Start Input data
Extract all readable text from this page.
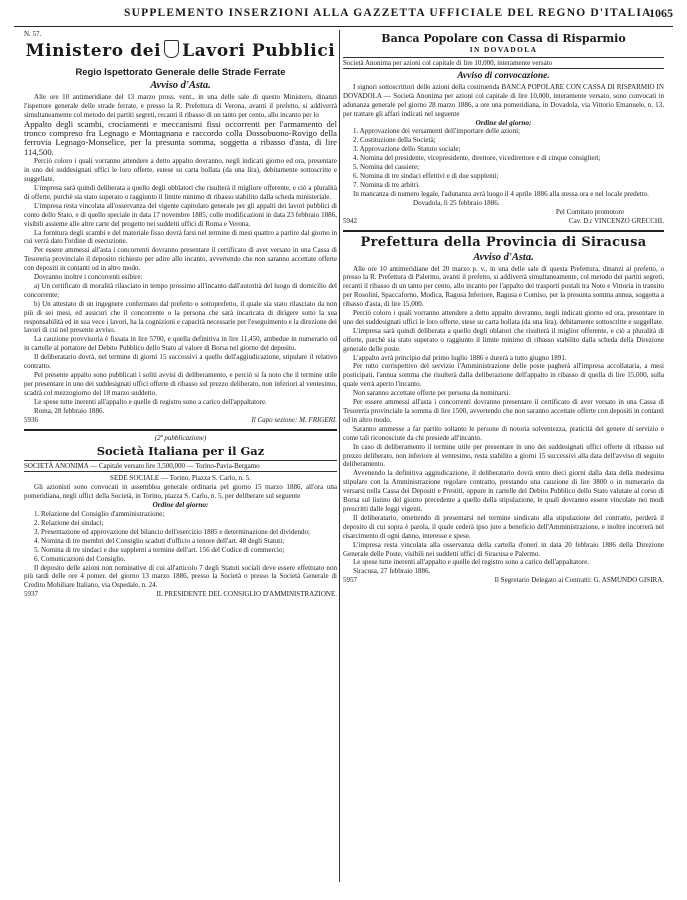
SUPPLEMENTO INSERZIONI ALLA GAZZETTA UFFICIALE DEL REGNO D'ITALIA
1065

N. 57.

Ministero dei Lavori Pubblici
Regio Ispettorato Generale delle Strade Ferrate
Avviso d'Asta.

Alle ore 10 antimeridiane del 13 marzo pross. vent., in una delle sale di questo Ministero, dinanzi l'ispettore generale delle strade ferrate, e presso la R. Prefettura di Verona, avanti il prefetto, si addiverrà simultaneamente col metodo dei partiti segreti, recanti il ribasso di un tanto per cento, allo incanto per lo

Appalto degli scambi, crociamenti e meccanismi fissi occorrenti per l'armamento del tronco compreso fra Legnago e Montagnana e raccordo colla Dossobuono-Rovigo della ferrovia Legnago-Monselice, per la presunta somma, soggetta a ribasso d'asta, di lire 114,500.

Perciò coloro i quali vorranno attendere a detto appalto dovranno, negli indicati giorno ed ora, presentare in uno dei suddesignati uffici le loro offerte, estese su carta bollata (da una lira), debitamente sottoscritte e suggellate.

L'impresa sarà quindi deliberata a quello degli obblatori che risulterà il migliore offerente, e ciò a pluralità di offerte, purchè sia stato superato o raggiunto il limite minimo di ribasso stabilito dalla scheda ministeriale.

L'impresa resta vincolata all'osservanza del vigente capitolato generale per gli appalti dei lavori pubblici di conto dello Stato, e di quello speciale in data 17 novembre 1885, colle modificazioni in data 23 febbraio 1886, visibili assieme alle altre carte del progetto nei suddetti uffici di Roma e Verona.

La fornitura degli scambi e del materiale fisso dovrà farsi nel termine di mesi quattro a partire dal giorno in cui verrà dato l'ordine di esecuzione.

Per essere ammessi all'asta i concorrenti dovranno presentare il certificato di aver versato in una Cassa di Tesoreria provinciale il deposito richiesto per adire allo incanto, avvertendo che non saranno accettate offerte con depositi in contanti od in altro modo.

Dovranno inoltre i concorrenti esibire:

a) Un certificato di moralità rilasciato in tempo prossimo all'incanto dall'autorità del luogo di domicilio del concorrente;

b) Un attestato di un ingegnere confermato dal prefetto o sottoprefetto, il quale sia stato rilasciato da non più di sei mesi, ed assicuri che il concorrente o la persona che sarà incaricata di dirigere sotto la sua responsabilità ed in sua vece i lavori, ha la cognizioni e capacità necessarie per l'eseguimento e la direzione dei lavori di cui nel presente avviso.

La cauzione provvisoria è fissata in lire 5700, e quella definitiva in lire 11,450, ambedue in numerario od in cartelle al portatore del Debito Pubblico dello Stato al valore di Borsa nel giorno del deposito.

Il deliberatario dovrà, nel termine di giorni 15 successivi a quello dell'aggiudicazione, stipulare il relativo contratto.

Pel presente appalto sono pubblicati i soliti avvisi di deliberamento, e perciò si fa noto che il termine utile per presentare in uno dei suddesignati uffici offerte di ribasso sul prezzo deliberato, non inferiori al ventesimo, scadrà col mezzogiorno del 18 marzo suddetto.

Le spese tutte inerenti all'appalto e quelle di registro sono a carico dell'appaltatore.

Roma, 28 febbraio 1886.

5936	Il Capo sezione: M. FRIGERI.

(2ª pubblicazione)

Società Italiana per il Gaz
SOCIETÀ ANONIMA — Capitale versato lire 3,500,000 — Torino-Pavia-Bergamo

SEDE SOCIALE — Torino, Piazza S. Carlo, n. 5.

Gli azionisti sono convocati in assemblea generale ordinaria pel giorno 15 marzo 1886, all'ora una pomeridiana, negli uffici della Società, in Torino, piazza S. Carlo, n. 5, per deliberare sul seguente

Ordine del giorno:

1. Relazione del Consiglio d'amministrazione;

2. Relazione dei sindaci;

3. Presentazione ed approvazione del bilancio dell'esercizio 1885 e determinazione del dividendo;

4. Nomina di tre membri del Consiglio scaduti d'ufficio a tenore dell'art. 48 degli Statuti;

5. Nomina di tre sindaci e due supplenti a termine dell'art. 156 del Codice di commercio;

6. Comunicazioni del Consiglio.

Il deposito delle azioni non nominative di cui all'articolo 7 degli Statuti sociali deve essere effettuato non più tardi delle ore 4 pomer. del giorno 13 marzo 1886, presso la Società o presso la Società Generale di Credito Mobiliare Italiano, via Ospedale, n. 24.

5937	IL PRESIDENTE DEL CONSIGLIO D'AMMINISTRAZIONE.
Banca Popolare con Cassa di Risparmio

IN DOVADOLA

Società Anonima per azioni col capitale di lire 10,000, interamente versato
Avviso di convocazione.

I signori sottoscrittori delle azioni della costituenda BANCA POPOLARE CON CASSA DI RISPARMIO IN DOVADOLA — Società Anonima per azioni col capitale di lire 10,000, interamente versato, sono convocati in adunanza generale pel giorno 28 marzo 1886, a ore una pomeridiana, in Dovadola, via Vittorio Emanuele, n. 13, per trattare gli affari indicati nel seguente

Ordine del giorno:

1. Approvazione dei versamenti dell'importare delle azioni;

2. Costituzione della Società;

3. Approvazione dello Statuto sociale;

4. Nomina del presidente, vicepresidente, direttore, vicedirettore e di cinque consiglieri;

5. Nomina del cassiere;

6. Nomina di tre sindaci effettivi e di due supplenti;

7. Nomina di tre arbitri.

In mancanza di numero legale, l'adunanza avrà luogo il 4 aprile 1886 alla stessa ora e nel locale predetto.

Dovadola, li 25 febbraio 1886.

Pel Comitato promotore

5942	Cav. D.r VINCENZO GRECCHI.
Prefettura della Provincia di Siracusa
Avviso d'Asta.

Alle ore 10 antimeridiane del 20 marzo p. v., in una delle sale di questa Prefettura, dinanzi al prefetto, o presso la R. Prefettura di Palermo, avanti il prefetto, si addiverrà simultaneamente, col metodo dei partiti segreti, recanti il ribasso di un tanto per cento, allo incanto per l'appalto dei trasporti postali tra Noto e Vittoria in transito per Rosolini, Spaccaforno, Modica, Ragusa Inferiore, Ragusa e Comiso, per la presunta somma annua, soggetta a ribasso d'asta, di lire 15,000.

Perciò coloro i quali vorranno attendere a detto appalto dovranno, negli indicati giorno ed ora, presentare in uno dei suddesignati uffici le loro offerte, stese su carta bollata (da una lira), debitamente sottoscritte e suggellate.

L'impresa sarà quindi deliberata a quello degli oblatori che risulterà il miglior offerente, e ciò a pluralità di offerte, purchè sia stato superato o raggiunto il limite minimo di ribasso stabilito dalla scheda della Direzione generale delle poste.

L'appalto avrà principio dal primo luglio 1886 e durerà a tutto giugno 1891.

Per tutto corrispettivo del servizio l'Amministrazione delle poste pagherà all'impresa accollataria, a mesi posticipati, l'annua somma che risulterà dalla deliberazione dell'appalto in ribasso di quella di lire 15,000, sulla quale verrà aperto l'incanto.

Non saranno accettate offerte per persona da nominarsi.

Per essere ammessi all'asta i concorrenti dovranno presentare il certificato di aver versato in una Cassa di Tesoreria provinciale la somma di lire 1500, avvertendo che non saranno accettate offerte con depositi in contanti od in altro modo.

Saranno ammesse a far partito soltanto le persone di notoria solventezza, praticità del genere di servizio e come tali riconosciute da chi presiede all'incanto.

In caso di deliberamento il termine utile per presentare in uno dei suddesignati uffici offerte di ribasso sul prezzo deliberato, non inferiore al ventesimo, resta stabilito a giorni 15 successivi alla data dell'avviso di seguito deliberamento.

Avvenendo la definitiva aggiudicazione, il deliberatario dovrà entro dieci giorni dalla data della medesima stipulare con la Amministrazione regolare contratto, prestando una cauzione di lire 3800 o in numerario da versarsi nella Cassa dei Depositi e Prestiti, oppure in cartelle del Debito Pubblico dello Stato valutate al corso di Borsa sul listino del giorno precedente a quello della stipulazione, le quali dovranno essere vincolate nei modi prescritti dalle leggi vigenti.

Il deliberatario, omettendo di presentarsi nel termine sindicato alla stipulazione del contratto, perderà il deposito di cui sopra è parola, il quale cederà ipso jure a beneficio dell'Amministrazione, e inoltre incorrerà nel risarcimento di ogni danno, interesse e spese.

L'impresa resta vincolata alla osservanza della cartella d'oneri in data 20 febbraio 1886 della Direzione Generale delle Poste, visibili nei suddetti uffici di Siracusa e Palermo.

Le spese tutte inerenti all'appalto e quelle del registro sono a carico dell'appaltatore.

Siracusa, 27 febbraio 1886.

5957	Il Segretario Delegato ai Contratti: G. ASMUNDO GISIRA.
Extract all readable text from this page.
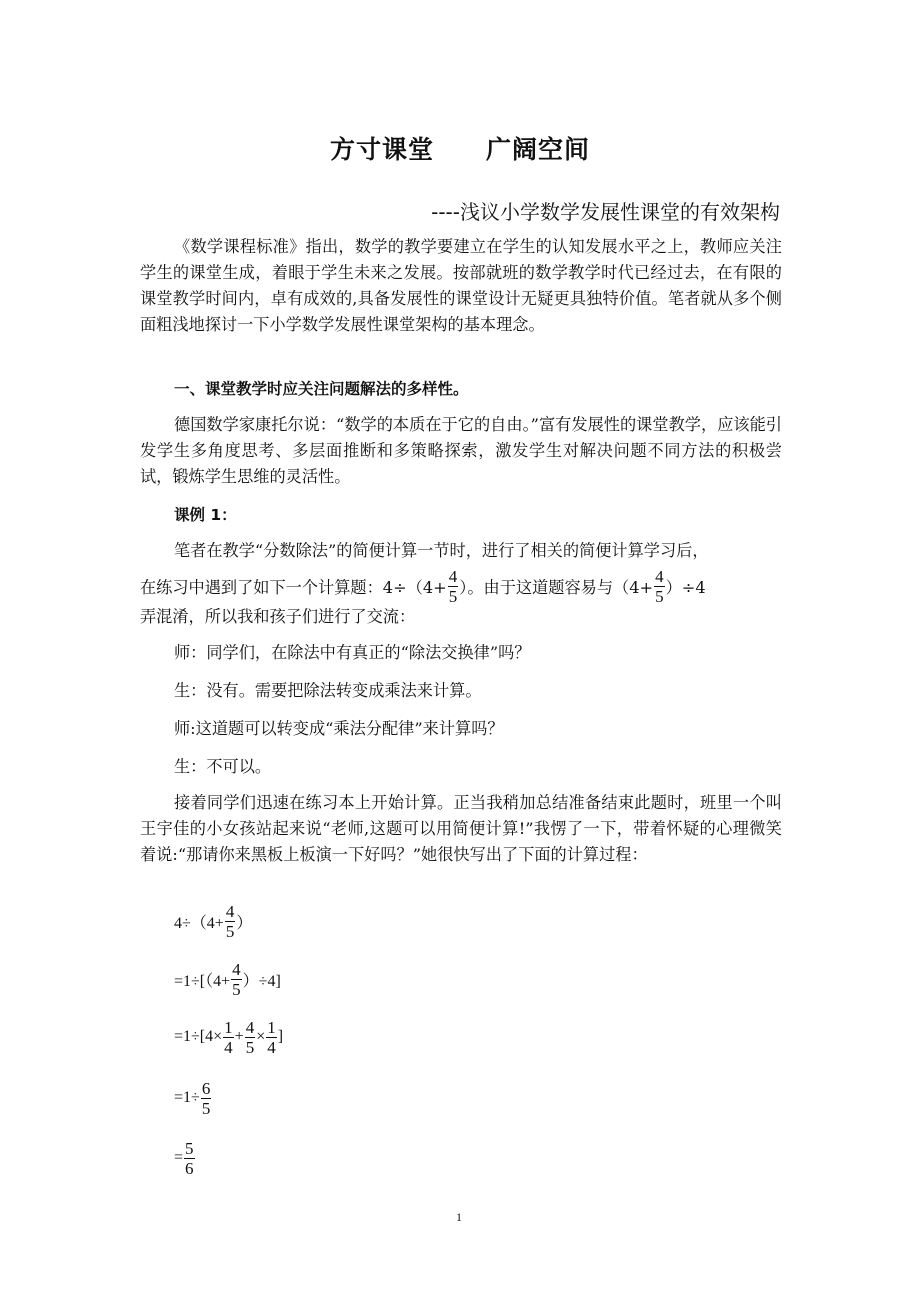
方寸课堂　　广阔空间
----浅议小学数学发展性课堂的有效架构
《数学课程标准》指出，数学的教学要建立在学生的认知发展水平之上，教师应关注学生的课堂生成，着眼于学生未来之发展。按部就班的数学教学时代已经过去，在有限的课堂教学时间内，卓有成效的,具备发展性的课堂设计无疑更具独特价值。笔者就从多个侧面粗浅地探讨一下小学数学发展性课堂架构的基本理念。
一、课堂教学时应关注问题解法的多样性。
德国数学家康托尔说：“数学的本质在于它的自由。”富有发展性的课堂教学，应该能引发学生多角度思考、多层面推断和多策略探索，激发学生对解决问题不同方法的积极尝试，锻炼学生思维的灵活性。
课例 1：
笔者在教学“分数除法”的简便计算一节时，进行了相关的简便计算学习后，
在练习中遇到了如下一个计算题：$4\div(4+ \frac{4}{5}$ ）。由于这道题容易与$(4+ \frac{4}{5} )\div 4$
弄混淆，所以我和孩子们进行了交流：
师：同学们，在除法中有真正的“除法交换律”吗？
生：没有。需要把除法转变成乘法来计算。
师:这道题可以转变成“乘法分配律”来计算吗？
生：不可以。
接着同学们迅速在练习本上开始计算。正当我稍加总结准备结束此题时，班里一个叫王宇佳的小女孩站起来说“老师,这题可以用简便计算!”我愣了一下，带着怀疑的心理微笑着说:“那请你来黑板上板演一下好吗？”她很快写出了下面的计算过程：
$4\div(4+ \frac{4}{5}$ ）
$=1\div[(4+ \frac{4}{5} )\div 4]$
$=1\div[4\times \frac{1}{4} + \frac{4}{5} \times \frac{1}{4}$ ]
$=1\div \frac{6}{5}$
= $\frac{5}{6}$
1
End Input data
Identify lines with the string "carico". Copy each one.

• **Answer to this problem**:
Le spese tutte inerenti all'appalto e quelle di registro sono a carico dell'appaltatore.
Le spese tutte inerenti all'appalto e quelle del registro sono a carico dell'appaltatore.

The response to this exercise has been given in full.